──────── Records supplied

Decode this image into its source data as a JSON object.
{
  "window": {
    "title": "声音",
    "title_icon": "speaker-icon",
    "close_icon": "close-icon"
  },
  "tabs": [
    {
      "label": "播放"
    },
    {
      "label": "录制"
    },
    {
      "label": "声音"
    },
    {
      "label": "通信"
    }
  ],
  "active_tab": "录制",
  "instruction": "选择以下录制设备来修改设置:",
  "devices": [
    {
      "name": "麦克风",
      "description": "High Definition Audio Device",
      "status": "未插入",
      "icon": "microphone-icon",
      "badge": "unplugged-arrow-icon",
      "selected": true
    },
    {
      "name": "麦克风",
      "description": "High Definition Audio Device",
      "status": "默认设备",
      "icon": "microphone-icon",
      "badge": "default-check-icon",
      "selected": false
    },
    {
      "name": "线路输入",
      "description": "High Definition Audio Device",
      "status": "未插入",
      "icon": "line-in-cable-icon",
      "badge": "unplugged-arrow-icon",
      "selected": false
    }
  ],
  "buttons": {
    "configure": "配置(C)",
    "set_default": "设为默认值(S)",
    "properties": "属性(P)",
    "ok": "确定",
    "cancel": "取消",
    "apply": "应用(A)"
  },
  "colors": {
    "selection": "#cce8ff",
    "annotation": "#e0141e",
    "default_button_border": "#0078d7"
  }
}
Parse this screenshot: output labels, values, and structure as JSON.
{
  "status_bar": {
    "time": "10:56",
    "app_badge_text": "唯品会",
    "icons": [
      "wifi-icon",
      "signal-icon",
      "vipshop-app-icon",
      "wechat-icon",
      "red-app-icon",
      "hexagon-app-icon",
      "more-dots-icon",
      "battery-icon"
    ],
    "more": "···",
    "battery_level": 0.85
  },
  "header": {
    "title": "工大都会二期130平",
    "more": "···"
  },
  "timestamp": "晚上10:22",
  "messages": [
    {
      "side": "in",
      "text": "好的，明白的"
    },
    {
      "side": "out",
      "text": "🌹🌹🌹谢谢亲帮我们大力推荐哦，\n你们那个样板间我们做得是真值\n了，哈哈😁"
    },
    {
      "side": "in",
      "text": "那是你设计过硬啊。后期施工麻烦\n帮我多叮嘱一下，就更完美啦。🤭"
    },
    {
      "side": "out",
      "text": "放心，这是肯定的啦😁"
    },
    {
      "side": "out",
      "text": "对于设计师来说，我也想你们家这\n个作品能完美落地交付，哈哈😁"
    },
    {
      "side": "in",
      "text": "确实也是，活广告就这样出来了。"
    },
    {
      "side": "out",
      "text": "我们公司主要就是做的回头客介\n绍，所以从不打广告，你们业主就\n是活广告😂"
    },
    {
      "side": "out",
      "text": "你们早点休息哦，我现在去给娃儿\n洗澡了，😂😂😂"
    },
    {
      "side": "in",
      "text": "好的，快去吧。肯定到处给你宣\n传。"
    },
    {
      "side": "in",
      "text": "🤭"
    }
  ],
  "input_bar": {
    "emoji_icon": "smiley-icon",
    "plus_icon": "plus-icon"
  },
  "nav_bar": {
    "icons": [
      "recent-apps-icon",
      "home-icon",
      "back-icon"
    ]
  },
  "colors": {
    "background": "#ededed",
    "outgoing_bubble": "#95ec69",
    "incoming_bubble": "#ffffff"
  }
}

────────────────

Isolate the lines above that contain the word "this" and copy them.

_Correct result_.
Decode this image into its source data as a JSON object.
Parse this screenshot: output labels, values, and structure as JSON.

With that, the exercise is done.